==== Material shown
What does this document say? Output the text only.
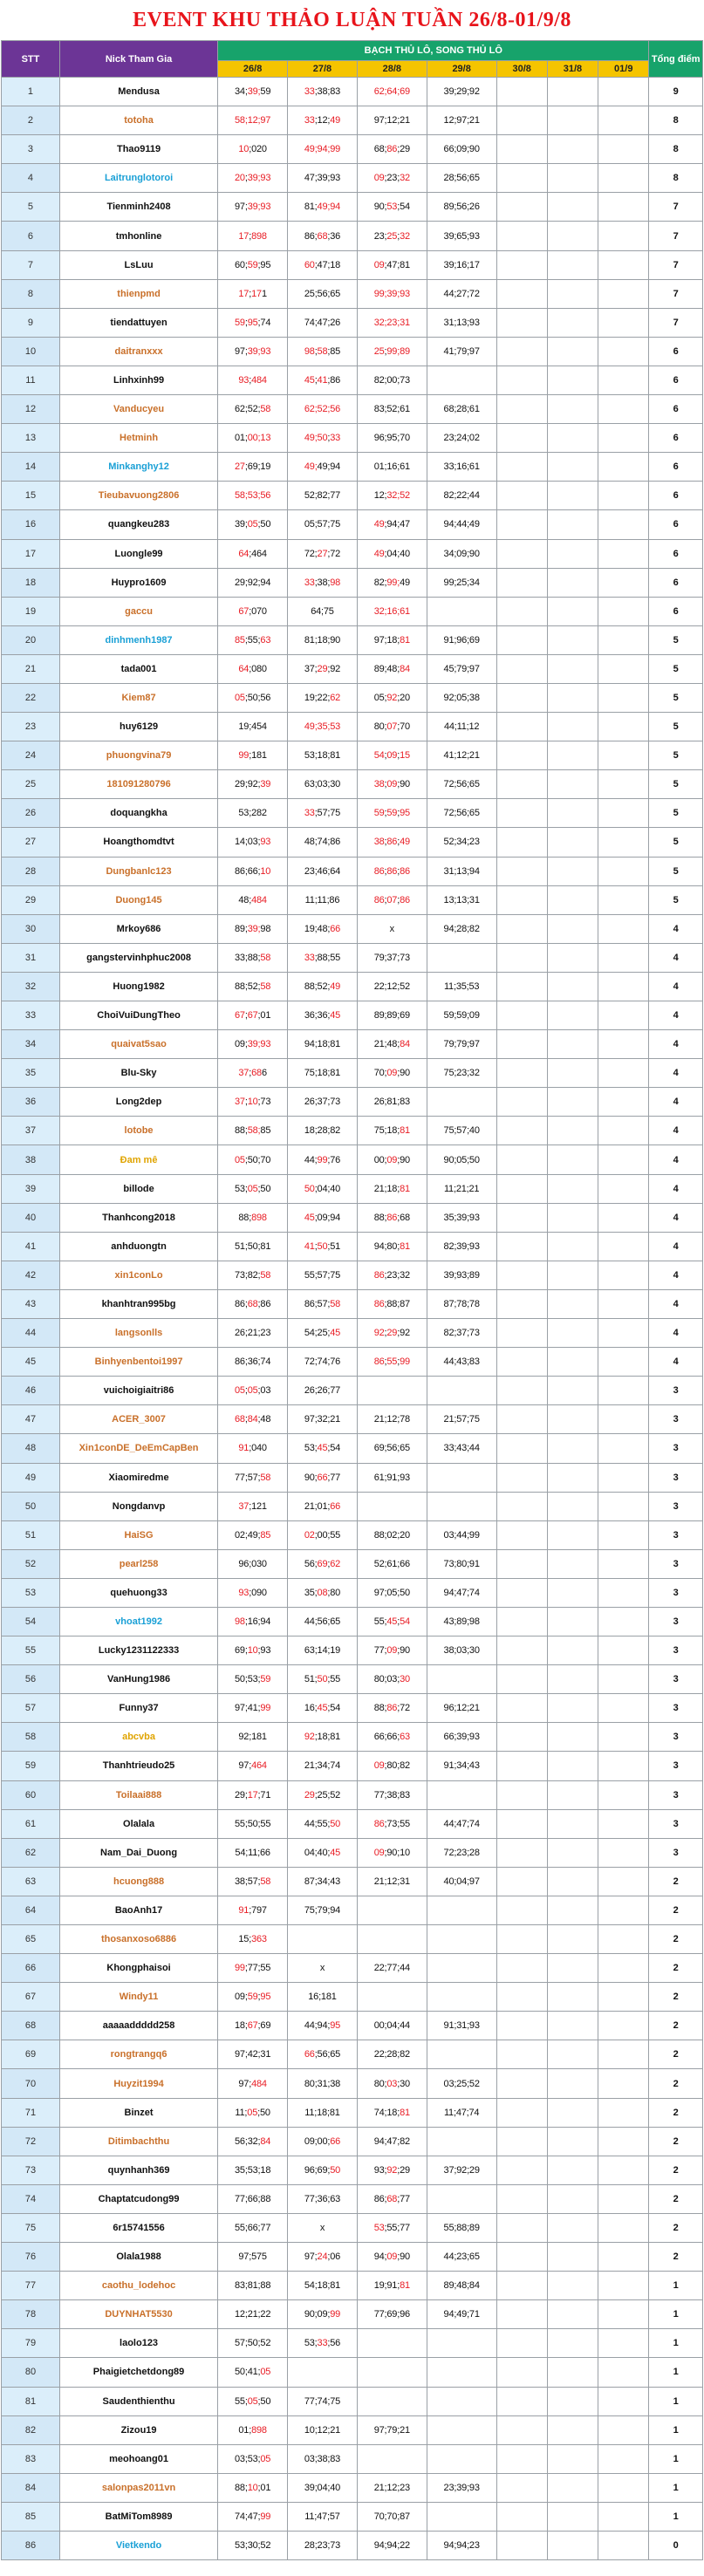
EVENT KHU THẢO LUẬN TUẦN 26/8-01/9/8
STT	Nick Tham Gia	BẠCH THỦ LÔ, SONG THỦ LÔ							Tổng điểm
		26/8	27/8	28/8	29/8	30/8	31/8	01/9	
1	Mendusa	34;39;59	33;38;83	62;64;69	39;29;92				9
2	totoha	58;12;97	33;12;49	97;12;21	12;97;21				8
3	Thao9119	10;020	49;94;99	68;86;29	66;09;90				8
4	Laitrunglotoroi	20;39;93	47;39;93	09;23;32	28;56;65				8
5	Tienminh2408	97;39;93	81;49;94	90;53;54	89;56;26				7
6	tmhonline	17;898	86;68;36	23;25;32	39;65;93				7
7	LsLuu	60;59;95	60;47;18	09;47;81	39;16;17				7
8	thienpmd	17;171	25;56;65	99;39;93	44;27;72				7
9	tiendattuyen	59;95;74	74;47;26	32;23;31	31;13;93				7
10	daitranxxx	97;39;93	98;58;85	25;99;89	41;79;97				6
11	Linhxinh99	93;484	45;41;86	82;00;73					6
12	Vanducyeu	62;52;58	62;52;56	83;52;61	68;28;61				6
13	Hetminh	01;00;13	49;50;33	96;95;70	23;24;02				6
14	Minkanghy12	27;69;19	49;49;94	01;16;61	33;16;61				6
15	Tieubavuong2806	58;53;56	52;82;77	12;32;52	82;22;44				6
16	quangkeu283	39;05;50	05;57;75	49;94;47	94;44;49				6
17	Luongle99	64;464	72;27;72	49;04;40	34;09;90				6
18	Huypro1609	29;92;94	33;38;98	82;99;49	99;25;34				6
19	gaccu	67;070	64;75	32;16;61					6
20	dinhmenh1987	85;55;63	81;18;90	97;18;81	91;96;69				5
21	tada001	64;080	37;29;92	89;48;84	45;79;97				5
22	Kiem87	05;50;56	19;22;62	05;92;20	92;05;38				5
23	huy6129	19;454	49;35;53	80;07;70	44;11;12				5
24	phuongvina79	99;181	53;18;81	54;09;15	41;12;21				5
25	181091280796	29;92;39	63;03;30	38;09;90	72;56;65				5
26	doquangkha	53;282	33;57;75	59;59;95	72;56;65				5
27	Hoangthomdtvt	14;03;93	48;74;86	38;86;49	52;34;23				5
28	Dungbanlc123	86;66;10	23;46;64	86;86;86	31;13;94				5
29	Duong145	48;484	11;11;86	86;07;86	13;13;31				5
30	Mrkoy686	89;39;98	19;48;66	x	94;28;82				4
31	gangstervinhphuc2008	33;88;58	33;88;55	79;37;73					4
32	Huong1982	88;52;58	88;52;49	22;12;52	11;35;53				4
33	ChoiVuiDungTheo	67;67;01	36;36;45	89;89;69	59;59;09				4
34	quaivat5sao	09;39;93	94;18;81	21;48;84	79;79;97				4
35	Blu-Sky	37;686	75;18;81	70;09;90	75;23;32				4
36	Long2dep	37;10;73	26;37;73	26;81;83					4
37	lotobe	88;58;85	18;28;82	75;18;81	75;57;40				4
38	Đam mê	05;50;70	44;99;76	00;09;90	90;05;50				4
39	billode	53;05;50	50;04;40	21;18;81	11;21;21				4
40	Thanhcong2018	88;898	45;09;94	88;86;68	35;39;93				4
41	anhduongtn	51;50;81	41;50;51	94;80;81	82;39;93				4
42	xin1conLo	73;82;58	55;57;75	86;23;32	39;93;89				4
43	khanhtran995bg	86;68;86	86;57;58	86;88;87	87;78;78				4
44	langsonlls	26;21;23	54;25;45	92;29;92	82;37;73				4
45	Binhyenbentoi1997	86;36;74	72;74;76	86;55;99	44;43;83				4
46	vuichoigiaitri86	05;05;03	26;26;77						3
47	ACER_3007	68;84;48	97;32;21	21;12;78	21;57;75				3
48	Xin1conDE_DeEmCapBen	91;040	53;45;54	69;56;65	33;43;44				3
49	Xiaomiredme	77;57;58	90;66;77	61;91;93					3
50	Nongdanvp	37;121	21;01;66						3
51	HaiSG	02;49;85	02;00;55	88;02;20	03;44;99				3
52	pearl258	96;030	56;69;62	52;61;66	73;80;91				3
53	quehuong33	93;090	35;08;80	97;05;50	94;47;74				3
54	vhoat1992	98;16;94	44;56;65	55;45;54	43;89;98				3
55	Lucky1231122333	69;10;93	63;14;19	77;09;90	38;03;30				3
56	VanHung1986	50;53;59	51;50;55	80;03;30					3
57	Funny37	97;41;99	16;45;54	88;86;72	96;12;21				3
58	abcvba	92;181	92;18;81	66;66;63	66;39;93				3
59	Thanhtrieudo25	97;464	21;34;74	09;80;82	91;34;43				3
60	Toilaai888	29;17;71	29;25;52	77;38;83					3
61	Olalala	55;50;55	44;55;50	86;73;55	44;47;74				3
62	Nam_Dai_Duong	54;11;66	04;40;45	09;90;10	72;23;28				3
63	hcuong888	38;57;58	87;34;43	21;12;31	40;04;97				2
64	BaoAnh17	91;797	75;79;94						2
65	thosanxoso6886	15;363							2
66	Khongphaisoi	99;77;55	x	22;77;44					2
67	Windy11	09;59;95	16;181						2
68	aaaaaddddd258	18;67;69	44;94;95	00;04;44	91;31;93				2
69	rongtrangq6	97;42;31	66;56;65	22;28;82					2
70	Huyzit1994	97;484	80;31;38	80;03;30	03;25;52				2
71	Binzet	11;05;50	11;18;81	74;18;81	11;47;74				2
72	Ditimbachthu	56;32;84	09;00;66	94;47;82					2
73	quynhanh369	35;53;18	96;69;50	93;92;29	37;92;29				2
74	Chaptatcudong99	77;66;88	77;36;63	86;68;77					2
75	6r15741556	55;66;77	x	53;55;77	55;88;89				2
76	Olala1988	97;575	97;24;06	94;09;90	44;23;65				2
77	caothu_lodehoc	83;81;88	54;18;81	19;91;81	89;48;84				1
78	DUYNHAT5530	12;21;22	90;09;99	77;69;96	94;49;71				1
79	laolo123	57;50;52	53;33;56						1
80	Phaigietchetdong89	50;41;05							1
81	Saudenthienthu	55;05;50	77;74;75						1
82	Zizou19	01;898	10;12;21	97;79;21					1
83	meohoang01	03;53;05	03;38;83						1
84	salonpas2011vn	88;10;01	39;04;40	21;12;23	23;39;93				1
85	BatMiTom8989	74;47;99	11;47;57	70;70;87					1
86	Vietkendo	53;30;52	28;23;73	94;94;22	94;94;23				0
========
Job: Copy the listing word for word, excluding its pictures.

The response:
What does this document say? Output the text only.
EVENT KHU THẢO LUẬN TUẦN 26/8-01/9/8
STT	Nick Tham Gia	BẠCH THỦ LÔ, SONG THỦ LÔ							Tổng điểm
		26/8	27/8	28/8	29/8	30/8	31/8	01/9	
1	Mendusa	34;39;59	33;38;83	62;64;69	39;29;92				9
2	totoha	58;12;97	33;12;49	97;12;21	12;97;21				8
3	Thao9119	10;020	49;94;99	68;86;29	66;09;90				8
4	Laitrunglotoroi	20;39;93	47;39;93	09;23;32	28;56;65				8
5	Tienminh2408	97;39;93	81;49;94	90;53;54	89;56;26				7
6	tmhonline	17;898	86;68;36	23;25;32	39;65;93				7
7	LsLuu	60;59;95	60;47;18	09;47;81	39;16;17				7
8	thienpmd	17;171	25;56;65	99;39;93	44;27;72				7
9	tiendattuyen	59;95;74	74;47;26	32;23;31	31;13;93				7
10	daitranxxx	97;39;93	98;58;85	25;99;89	41;79;97				6
11	Linhxinh99	93;484	45;41;86	82;00;73					6
12	Vanducyeu	62;52;58	62;52;56	83;52;61	68;28;61				6
13	Hetminh	01;00;13	49;50;33	96;95;70	23;24;02				6
14	Minkanghy12	27;69;19	49;49;94	01;16;61	33;16;61				6
15	Tieubavuong2806	58;53;56	52;82;77	12;32;52	82;22;44				6
16	quangkeu283	39;05;50	05;57;75	49;94;47	94;44;49				6
17	Luongle99	64;464	72;27;72	49;04;40	34;09;90				6
18	Huypro1609	29;92;94	33;38;98	82;99;49	99;25;34				6
19	gaccu	67;070	64;75	32;16;61					6
20	dinhmenh1987	85;55;63	81;18;90	97;18;81	91;96;69				5
21	tada001	64;080	37;29;92	89;48;84	45;79;97				5
22	Kiem87	05;50;56	19;22;62	05;92;20	92;05;38				5
23	huy6129	19;454	49;35;53	80;07;70	44;11;12				5
24	phuongvina79	99;181	53;18;81	54;09;15	41;12;21				5
25	181091280796	29;92;39	63;03;30	38;09;90	72;56;65				5
26	doquangkha	53;282	33;57;75	59;59;95	72;56;65				5
27	Hoangthomdtvt	14;03;93	48;74;86	38;86;49	52;34;23				5
28	Dungbanlc123	86;66;10	23;46;64	86;86;86	31;13;94				5
29	Duong145	48;484	11;11;86	86;07;86	13;13;31				5
30	Mrkoy686	89;39;98	19;48;66	x	94;28;82				4
31	gangstervinhphuc2008	33;88;58	33;88;55	79;37;73					4
32	Huong1982	88;52;58	88;52;49	22;12;52	11;35;53				4
33	ChoiVuiDungTheo	67;67;01	36;36;45	89;89;69	59;59;09				4
34	quaivat5sao	09;39;93	94;18;81	21;48;84	79;79;97				4
35	Blu-Sky	37;686	75;18;81	70;09;90	75;23;32				4
36	Long2dep	37;10;73	26;37;73	26;81;83					4
37	lotobe	88;58;85	18;28;82	75;18;81	75;57;40				4
38	Đam mê	05;50;70	44;99;76	00;09;90	90;05;50				4
39	billode	53;05;50	50;04;40	21;18;81	11;21;21				4
40	Thanhcong2018	88;898	45;09;94	88;86;68	35;39;93				4
41	anhduongtn	51;50;81	41;50;51	94;80;81	82;39;93				4
42	xin1conLo	73;82;58	55;57;75	86;23;32	39;93;89				4
43	khanhtran995bg	86;68;86	86;57;58	86;88;87	87;78;78				4
44	langsonlls	26;21;23	54;25;45	92;29;92	82;37;73				4
45	Binhyenbentoi1997	86;36;74	72;74;76	86;55;99	44;43;83				4
46	vuichoigiaitri86	05;05;03	26;26;77						3
47	ACER_3007	68;84;48	97;32;21	21;12;78	21;57;75				3
48	Xin1conDE_DeEmCapBen	91;040	53;45;54	69;56;65	33;43;44				3
49	Xiaomiredme	77;57;58	90;66;77	61;91;93					3
50	Nongdanvp	37;121	21;01;66						3
51	HaiSG	02;49;85	02;00;55	88;02;20	03;44;99				3
52	pearl258	96;030	56;69;62	52;61;66	73;80;91				3
53	quehuong33	93;090	35;08;80	97;05;50	94;47;74				3
54	vhoat1992	98;16;94	44;56;65	55;45;54	43;89;98				3
55	Lucky1231122333	69;10;93	63;14;19	77;09;90	38;03;30				3
56	VanHung1986	50;53;59	51;50;55	80;03;30					3
57	Funny37	97;41;99	16;45;54	88;86;72	96;12;21				3
58	abcvba	92;181	92;18;81	66;66;63	66;39;93				3
59	Thanhtrieudo25	97;464	21;34;74	09;80;82	91;34;43				3
60	Toilaai888	29;17;71	29;25;52	77;38;83					3
61	Olalala	55;50;55	44;55;50	86;73;55	44;47;74				3
62	Nam_Dai_Duong	54;11;66	04;40;45	09;90;10	72;23;28				3
63	hcuong888	38;57;58	87;34;43	21;12;31	40;04;97				2
64	BaoAnh17	91;797	75;79;94						2
65	thosanxoso6886	15;363							2
66	Khongphaisoi	99;77;55	x	22;77;44					2
67	Windy11	09;59;95	16;181						2
68	aaaaaddddd258	18;67;69	44;94;95	00;04;44	91;31;93				2
69	rongtrangq6	97;42;31	66;56;65	22;28;82					2
70	Huyzit1994	97;484	80;31;38	80;03;30	03;25;52				2
71	Binzet	11;05;50	11;18;81	74;18;81	11;47;74				2
72	Ditimbachthu	56;32;84	09;00;66	94;47;82					2
73	quynhanh369	35;53;18	96;69;50	93;92;29	37;92;29				2
74	Chaptatcudong99	77;66;88	77;36;63	86;68;77					2
75	6r15741556	55;66;77	x	53;55;77	55;88;89				2
76	Olala1988	97;575	97;24;06	94;09;90	44;23;65				2
77	caothu_lodehoc	83;81;88	54;18;81	19;91;81	89;48;84				1
78	DUYNHAT5530	12;21;22	90;09;99	77;69;96	94;49;71				1
79	laolo123	57;50;52	53;33;56						1
80	Phaigietchetdong89	50;41;05							1
81	Saudenthienthu	55;05;50	77;74;75						1
82	Zizou19	01;898	10;12;21	97;79;21					1
83	meohoang01	03;53;05	03;38;83						1
84	salonpas2011vn	88;10;01	39;04;40	21;12;23	23;39;93				1
85	BatMiTom8989	74;47;99	11;47;57	70;70;87					1
86	Vietkendo	53;30;52	28;23;73	94;94;22	94;94;23				0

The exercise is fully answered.